YOUR INSTRUCTIONS - Images must not appear in your copy; reproduce every other part of the records exactly.

Start of DATASET EXTRACT

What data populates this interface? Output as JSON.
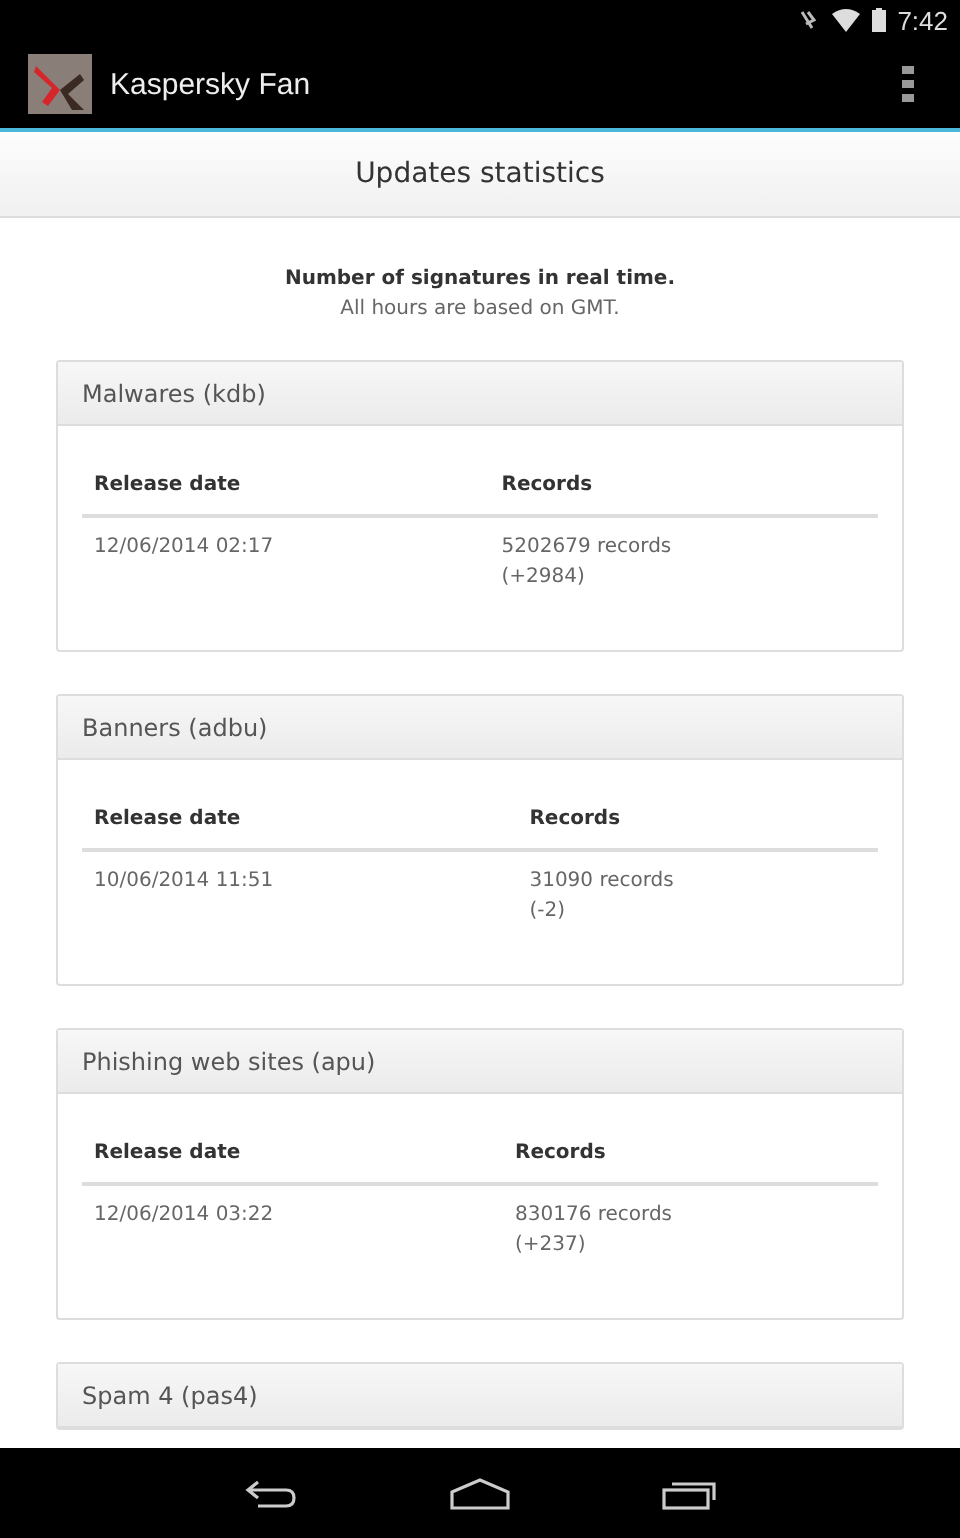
{
  "status_bar": {
    "time": "7:42"
  },
  "app_bar": {
    "title": "Kaspersky Fan"
  },
  "page_header": {
    "title": "Updates statistics"
  },
  "intro": {
    "heading": "Number of signatures in real time.",
    "note": "All hours are based on GMT."
  },
  "cards": [
    {
      "title": "Malwares (kdb)",
      "columns": [
        "Release date",
        "Records"
      ],
      "rows": [
        {
          "date": "12/06/2014 02:17",
          "records": "5202679 records",
          "change": "(+2984)"
        }
      ]
    },
    {
      "title": "Banners (adbu)",
      "columns": [
        "Release date",
        "Records"
      ],
      "rows": [
        {
          "date": "10/06/2014 11:51",
          "records": "31090 records",
          "change": "(-2)"
        }
      ]
    },
    {
      "title": "Phishing web sites (apu)",
      "columns": [
        "Release date",
        "Records"
      ],
      "rows": [
        {
          "date": "12/06/2014 03:22",
          "records": "830176 records",
          "change": "(+237)"
        }
      ]
    },
    {
      "title": "Spam 4 (pas4)"
    }
  ]
}
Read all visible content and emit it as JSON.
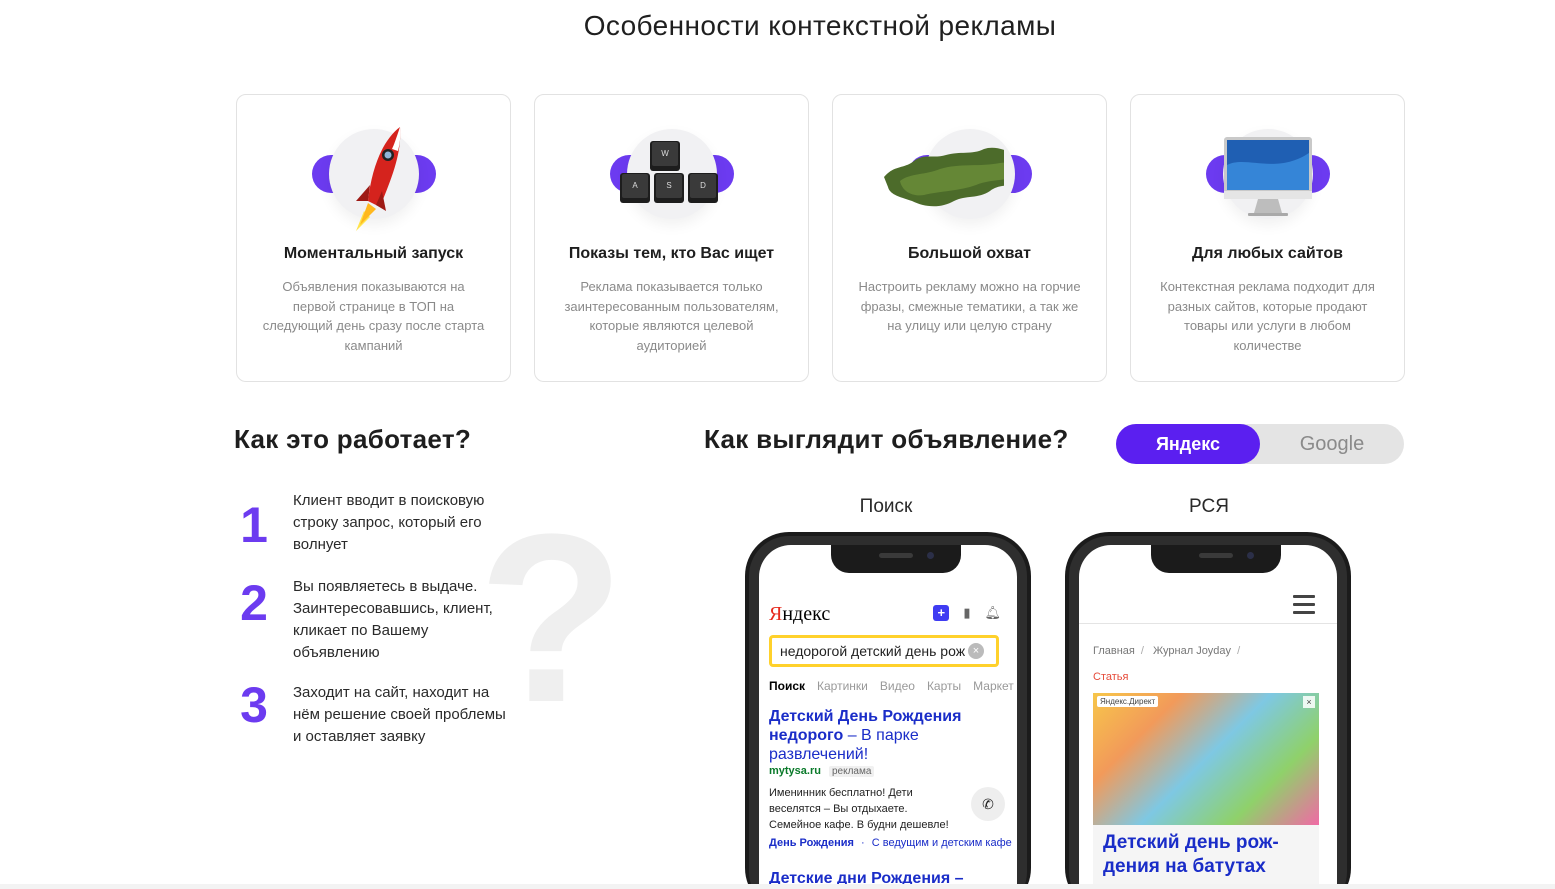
{
  "page_title": "Особенности контекстной рекламы",
  "features": [
    {
      "icon": "rocket-icon",
      "title": "Моментальный запуск",
      "text": "Объявления показываются на первой странице в ТОП на следующий день сразу после старта кампаний"
    },
    {
      "icon": "keyboard-keys-icon",
      "title": "Показы тем, кто Вас ищет",
      "text": "Реклама показывается только заинтересованным пользователям, которые являются целевой аудиторией"
    },
    {
      "icon": "russia-map-icon",
      "title": "Большой охват",
      "text": "Настроить рекламу можно на горчие фразы, смежные тематики, а так же на улицу или целую страну"
    },
    {
      "icon": "monitor-icon",
      "title": "Для любых сайтов",
      "text": "Контекстная реклама подходит для разных сайтов, которые продают товары или услуги в любом количестве"
    }
  ],
  "keyboard_keys": {
    "top": "W",
    "bottom": [
      "A",
      "S",
      "D"
    ]
  },
  "how": {
    "title": "Как это работает?",
    "question_mark": "?",
    "steps": [
      {
        "num": "1",
        "text": "Клиент вводит в поисковую строку запрос, который его волнует"
      },
      {
        "num": "2",
        "text": "Вы появляетесь в выдаче. Заинтересовавшись, клиент, кликает по Вашему объявлению"
      },
      {
        "num": "3",
        "text": "Заходит на сайт, находит на нём решение своей проблемы и оставляет заявку"
      }
    ]
  },
  "look": {
    "title": "Как выглядит объявление?",
    "toggle": {
      "active": "Яндекс",
      "inactive": "Google"
    },
    "search_label": "Поиск",
    "rsya_label": "РСЯ"
  },
  "search_phone": {
    "logo_first": "Я",
    "logo_rest": "ндекс",
    "query": "недорогой детский день рож",
    "clear": "×",
    "tabs": [
      "Поиск",
      "Картинки",
      "Видео",
      "Карты",
      "Маркет"
    ],
    "ad_title_bold": "Детский День Рождения недорого",
    "ad_title_rest": " – В парке развлечений!",
    "ad_url": "mytysa.ru",
    "ad_tag": "реклама",
    "ad_body_1": "Именинник бесплатно! Дети",
    "ad_body_2": "веселятся – Вы отдыхаете.",
    "ad_body_3": "Семейное кафе. В будни дешевле!",
    "ad_links_1": "День Рождения",
    "ad_links_2": "С ведущим и детским кафе",
    "ad2_title": "Детские дни Рождения – Страна KidZania"
  },
  "rsya_phone": {
    "crumbs": [
      "Главная",
      "Журнал Joyday"
    ],
    "article": "Статья",
    "ad_badge": "Яндекс.Директ",
    "ad_close": "×",
    "ad_title": "Детский день рож-дения на батутах"
  },
  "colors": {
    "accent": "#5b1ff0",
    "violet": "#6c3bf0"
  }
}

End of DATASET EXTRACT

ANSWER FOR THIS EXERCISE -
What data populates this interface? Output as JSON.
{
  "status_bar": {
    "time": "7:42"
  },
  "app_bar": {
    "title": "Kaspersky Fan"
  },
  "page_header": {
    "title": "Updates statistics"
  },
  "intro": {
    "heading": "Number of signatures in real time.",
    "note": "All hours are based on GMT."
  },
  "cards": [
    {
      "title": "Malwares (kdb)",
      "columns": [
        "Release date",
        "Records"
      ],
      "rows": [
        {
          "date": "12/06/2014 02:17",
          "records": "5202679 records",
          "change": "(+2984)"
        }
      ]
    },
    {
      "title": "Banners (adbu)",
      "columns": [
        "Release date",
        "Records"
      ],
      "rows": [
        {
          "date": "10/06/2014 11:51",
          "records": "31090 records",
          "change": "(-2)"
        }
      ]
    },
    {
      "title": "Phishing web sites (apu)",
      "columns": [
        "Release date",
        "Records"
      ],
      "rows": [
        {
          "date": "12/06/2014 03:22",
          "records": "830176 records",
          "change": "(+237)"
        }
      ]
    },
    {
      "title": "Spam 4 (pas4)"
    }
  ]
}
Read all visible content and emit it as JSON.
{
  "page_title": "Особенности контекстной рекламы",
  "features": [
    {
      "icon": "rocket-icon",
      "title": "Моментальный запуск",
      "text": "Объявления показываются на первой странице в ТОП на следующий день сразу после старта кампаний"
    },
    {
      "icon": "keyboard-keys-icon",
      "title": "Показы тем, кто Вас ищет",
      "text": "Реклама показывается только заинтересованным пользователям, которые являются целевой аудиторией"
    },
    {
      "icon": "russia-map-icon",
      "title": "Большой охват",
      "text": "Настроить рекламу можно на горчие фразы, смежные тематики, а так же на улицу или целую страну"
    },
    {
      "icon": "monitor-icon",
      "title": "Для любых сайтов",
      "text": "Контекстная реклама подходит для разных сайтов, которые продают товары или услуги в любом количестве"
    }
  ],
  "keyboard_keys": {
    "top": "W",
    "bottom": [
      "A",
      "S",
      "D"
    ]
  },
  "how": {
    "title": "Как это работает?",
    "question_mark": "?",
    "steps": [
      {
        "num": "1",
        "text": "Клиент вводит в поисковую строку запрос, который его волнует"
      },
      {
        "num": "2",
        "text": "Вы появляетесь в выдаче. Заинтересовавшись, клиент, кликает по Вашему объявлению"
      },
      {
        "num": "3",
        "text": "Заходит на сайт, находит на нём решение своей проблемы и оставляет заявку"
      }
    ]
  },
  "look": {
    "title": "Как выглядит объявление?",
    "toggle": {
      "active": "Яндекс",
      "inactive": "Google"
    },
    "search_label": "Поиск",
    "rsya_label": "РСЯ"
  },
  "search_phone": {
    "logo_first": "Я",
    "logo_rest": "ндекс",
    "query": "недорогой детский день рож",
    "clear": "×",
    "tabs": [
      "Поиск",
      "Картинки",
      "Видео",
      "Карты",
      "Маркет"
    ],
    "ad_title_bold": "Детский День Рождения недорого",
    "ad_title_rest": " – В парке развлечений!",
    "ad_url": "mytysa.ru",
    "ad_tag": "реклама",
    "ad_body_1": "Именинник бесплатно! Дети",
    "ad_body_2": "веселятся – Вы отдыхаете.",
    "ad_body_3": "Семейное кафе. В будни дешевле!",
    "ad_links_1": "День Рождения",
    "ad_links_2": "С ведущим и детским кафе",
    "ad2_title": "Детские дни Рождения – Страна KidZania"
  },
  "rsya_phone": {
    "crumbs": [
      "Главная",
      "Журнал Joyday"
    ],
    "article": "Статья",
    "ad_badge": "Яндекс.Директ",
    "ad_close": "×",
    "ad_title": "Детский день рож-дения на батутах"
  },
  "colors": {
    "accent": "#5b1ff0",
    "violet": "#6c3bf0"
  }
}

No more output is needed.